■ **Exercise task**
Copy each line exactly. Drop every picture.

■ **Records for the task**
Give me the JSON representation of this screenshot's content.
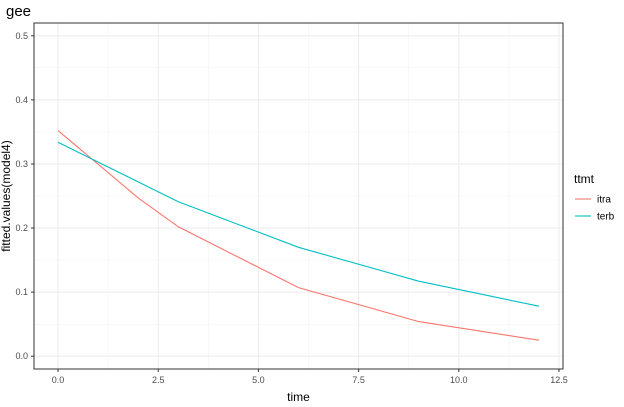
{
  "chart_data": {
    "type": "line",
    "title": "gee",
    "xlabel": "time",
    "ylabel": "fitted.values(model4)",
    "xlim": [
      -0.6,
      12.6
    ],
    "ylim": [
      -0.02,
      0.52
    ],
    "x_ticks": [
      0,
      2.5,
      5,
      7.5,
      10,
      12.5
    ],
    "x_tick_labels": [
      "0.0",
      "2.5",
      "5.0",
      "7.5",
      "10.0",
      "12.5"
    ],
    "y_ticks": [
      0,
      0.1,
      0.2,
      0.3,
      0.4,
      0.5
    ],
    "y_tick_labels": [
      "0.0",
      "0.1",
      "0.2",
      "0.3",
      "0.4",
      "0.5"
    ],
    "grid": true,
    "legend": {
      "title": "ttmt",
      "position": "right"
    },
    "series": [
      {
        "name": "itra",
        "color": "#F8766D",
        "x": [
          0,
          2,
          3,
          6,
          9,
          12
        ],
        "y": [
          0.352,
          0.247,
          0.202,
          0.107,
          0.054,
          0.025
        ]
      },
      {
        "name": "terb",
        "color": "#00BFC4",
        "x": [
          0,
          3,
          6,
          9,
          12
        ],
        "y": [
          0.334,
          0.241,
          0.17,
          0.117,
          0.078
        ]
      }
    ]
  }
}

■ **Solution for this task**
Give me the JSON representation of this screenshot's content.
{
  "chart_data": {
    "type": "line",
    "title": "gee",
    "xlabel": "time",
    "ylabel": "fitted.values(model4)",
    "xlim": [
      -0.6,
      12.6
    ],
    "ylim": [
      -0.02,
      0.52
    ],
    "x_ticks": [
      0,
      2.5,
      5,
      7.5,
      10,
      12.5
    ],
    "x_tick_labels": [
      "0.0",
      "2.5",
      "5.0",
      "7.5",
      "10.0",
      "12.5"
    ],
    "y_ticks": [
      0,
      0.1,
      0.2,
      0.3,
      0.4,
      0.5
    ],
    "y_tick_labels": [
      "0.0",
      "0.1",
      "0.2",
      "0.3",
      "0.4",
      "0.5"
    ],
    "grid": true,
    "legend": {
      "title": "ttmt",
      "position": "right"
    },
    "series": [
      {
        "name": "itra",
        "color": "#F8766D",
        "x": [
          0,
          2,
          3,
          6,
          9,
          12
        ],
        "y": [
          0.352,
          0.247,
          0.202,
          0.107,
          0.054,
          0.025
        ]
      },
      {
        "name": "terb",
        "color": "#00BFC4",
        "x": [
          0,
          3,
          6,
          9,
          12
        ],
        "y": [
          0.334,
          0.241,
          0.17,
          0.117,
          0.078
        ]
      }
    ]
  }
}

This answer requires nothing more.